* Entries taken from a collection
________

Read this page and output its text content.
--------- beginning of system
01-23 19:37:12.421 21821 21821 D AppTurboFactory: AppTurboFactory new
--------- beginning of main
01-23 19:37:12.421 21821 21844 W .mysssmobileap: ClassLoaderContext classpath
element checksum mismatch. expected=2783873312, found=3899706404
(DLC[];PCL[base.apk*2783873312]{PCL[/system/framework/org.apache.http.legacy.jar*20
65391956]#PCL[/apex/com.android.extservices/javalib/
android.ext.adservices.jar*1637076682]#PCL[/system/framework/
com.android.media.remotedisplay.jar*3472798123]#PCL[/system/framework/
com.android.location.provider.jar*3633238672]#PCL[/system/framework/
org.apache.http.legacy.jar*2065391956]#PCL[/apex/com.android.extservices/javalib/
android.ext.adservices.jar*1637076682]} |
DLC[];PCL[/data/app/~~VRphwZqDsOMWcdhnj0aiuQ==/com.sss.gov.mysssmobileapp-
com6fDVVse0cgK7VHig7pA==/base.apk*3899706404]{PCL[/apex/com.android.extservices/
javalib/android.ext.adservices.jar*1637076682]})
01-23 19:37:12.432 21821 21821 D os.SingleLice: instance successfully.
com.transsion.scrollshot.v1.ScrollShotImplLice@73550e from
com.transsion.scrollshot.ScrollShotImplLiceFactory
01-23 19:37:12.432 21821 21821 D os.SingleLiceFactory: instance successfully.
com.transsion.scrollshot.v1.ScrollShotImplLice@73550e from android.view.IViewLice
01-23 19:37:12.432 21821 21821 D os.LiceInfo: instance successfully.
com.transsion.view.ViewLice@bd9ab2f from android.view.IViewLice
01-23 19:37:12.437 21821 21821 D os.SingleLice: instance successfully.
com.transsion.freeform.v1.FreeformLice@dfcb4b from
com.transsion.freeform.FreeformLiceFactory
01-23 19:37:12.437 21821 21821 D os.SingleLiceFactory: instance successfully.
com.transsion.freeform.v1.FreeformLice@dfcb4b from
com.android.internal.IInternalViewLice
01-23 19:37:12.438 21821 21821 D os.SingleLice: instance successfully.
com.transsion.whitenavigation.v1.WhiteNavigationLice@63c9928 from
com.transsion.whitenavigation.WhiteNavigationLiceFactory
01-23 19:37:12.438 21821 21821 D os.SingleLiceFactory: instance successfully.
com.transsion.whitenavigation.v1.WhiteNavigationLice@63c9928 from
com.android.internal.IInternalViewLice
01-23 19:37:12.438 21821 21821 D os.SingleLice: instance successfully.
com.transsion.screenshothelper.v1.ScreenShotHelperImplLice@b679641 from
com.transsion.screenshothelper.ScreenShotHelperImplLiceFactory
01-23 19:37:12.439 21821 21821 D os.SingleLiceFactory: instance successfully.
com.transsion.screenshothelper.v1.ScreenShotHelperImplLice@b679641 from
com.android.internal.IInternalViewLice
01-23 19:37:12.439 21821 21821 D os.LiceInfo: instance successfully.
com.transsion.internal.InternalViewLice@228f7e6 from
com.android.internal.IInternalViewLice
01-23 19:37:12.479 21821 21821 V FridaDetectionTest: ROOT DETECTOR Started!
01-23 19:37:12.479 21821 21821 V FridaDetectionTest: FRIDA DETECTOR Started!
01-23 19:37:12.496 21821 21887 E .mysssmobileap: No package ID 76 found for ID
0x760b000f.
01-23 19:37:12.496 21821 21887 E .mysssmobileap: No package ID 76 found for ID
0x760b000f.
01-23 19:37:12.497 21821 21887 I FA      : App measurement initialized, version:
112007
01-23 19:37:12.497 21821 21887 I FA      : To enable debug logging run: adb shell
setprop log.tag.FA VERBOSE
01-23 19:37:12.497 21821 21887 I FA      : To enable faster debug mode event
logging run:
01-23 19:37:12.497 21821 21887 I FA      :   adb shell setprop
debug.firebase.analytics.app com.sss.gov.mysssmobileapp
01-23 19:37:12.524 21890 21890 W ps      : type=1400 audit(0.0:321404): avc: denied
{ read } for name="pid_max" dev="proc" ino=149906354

________

* PROBLEM STATEMENT
Write out every entry word for word.

* FULL ANSWER
Read this page and output its text content.
--------- beginning of system
01-23 19:37:12.421 21821 21821 D AppTurboFactory: AppTurboFactory new
--------- beginning of main
01-23 19:37:12.421 21821 21844 W .mysssmobileap: ClassLoaderContext classpath
element checksum mismatch. expected=2783873312, found=3899706404
(DLC[];PCL[base.apk*2783873312]{PCL[/system/framework/org.apache.http.legacy.jar*20
65391956]#PCL[/apex/com.android.extservices/javalib/
android.ext.adservices.jar*1637076682]#PCL[/system/framework/
com.android.media.remotedisplay.jar*3472798123]#PCL[/system/framework/
com.android.location.provider.jar*3633238672]#PCL[/system/framework/
org.apache.http.legacy.jar*2065391956]#PCL[/apex/com.android.extservices/javalib/
android.ext.adservices.jar*1637076682]} |
DLC[];PCL[/data/app/~~VRphwZqDsOMWcdhnj0aiuQ==/com.sss.gov.mysssmobileapp-
com6fDVVse0cgK7VHig7pA==/base.apk*3899706404]{PCL[/apex/com.android.extservices/
javalib/android.ext.adservices.jar*1637076682]})
01-23 19:37:12.432 21821 21821 D os.SingleLice: instance successfully.
com.transsion.scrollshot.v1.ScrollShotImplLice@73550e from
com.transsion.scrollshot.ScrollShotImplLiceFactory
01-23 19:37:12.432 21821 21821 D os.SingleLiceFactory: instance successfully.
com.transsion.scrollshot.v1.ScrollShotImplLice@73550e from android.view.IViewLice
01-23 19:37:12.432 21821 21821 D os.LiceInfo: instance successfully.
com.transsion.view.ViewLice@bd9ab2f from android.view.IViewLice
01-23 19:37:12.437 21821 21821 D os.SingleLice: instance successfully.
com.transsion.freeform.v1.FreeformLice@dfcb4b from
com.transsion.freeform.FreeformLiceFactory
01-23 19:37:12.437 21821 21821 D os.SingleLiceFactory: instance successfully.
com.transsion.freeform.v1.FreeformLice@dfcb4b from
com.android.internal.IInternalViewLice
01-23 19:37:12.438 21821 21821 D os.SingleLice: instance successfully.
com.transsion.whitenavigation.v1.WhiteNavigationLice@63c9928 from
com.transsion.whitenavigation.WhiteNavigationLiceFactory
01-23 19:37:12.438 21821 21821 D os.SingleLiceFactory: instance successfully.
com.transsion.whitenavigation.v1.WhiteNavigationLice@63c9928 from
com.android.internal.IInternalViewLice
01-23 19:37:12.438 21821 21821 D os.SingleLice: instance successfully.
com.transsion.screenshothelper.v1.ScreenShotHelperImplLice@b679641 from
com.transsion.screenshothelper.ScreenShotHelperImplLiceFactory
01-23 19:37:12.439 21821 21821 D os.SingleLiceFactory: instance successfully.
com.transsion.screenshothelper.v1.ScreenShotHelperImplLice@b679641 from
com.android.internal.IInternalViewLice
01-23 19:37:12.439 21821 21821 D os.LiceInfo: instance successfully.
com.transsion.internal.InternalViewLice@228f7e6 from
com.android.internal.IInternalViewLice
01-23 19:37:12.479 21821 21821 V FridaDetectionTest: ROOT DETECTOR Started!
01-23 19:37:12.479 21821 21821 V FridaDetectionTest: FRIDA DETECTOR Started!
01-23 19:37:12.496 21821 21887 E .mysssmobileap: No package ID 76 found for ID
0x760b000f.
01-23 19:37:12.496 21821 21887 E .mysssmobileap: No package ID 76 found for ID
0x760b000f.
01-23 19:37:12.497 21821 21887 I FA      : App measurement initialized, version:
112007
01-23 19:37:12.497 21821 21887 I FA      : To enable debug logging run: adb shell
setprop log.tag.FA VERBOSE
01-23 19:37:12.497 21821 21887 I FA      : To enable faster debug mode event
logging run:
01-23 19:37:12.497 21821 21887 I FA      :   adb shell setprop
debug.firebase.analytics.app com.sss.gov.mysssmobileapp
01-23 19:37:12.524 21890 21890 W ps      : type=1400 audit(0.0:321404): avc: denied
{ read } for name="pid_max" dev="proc" ino=149906354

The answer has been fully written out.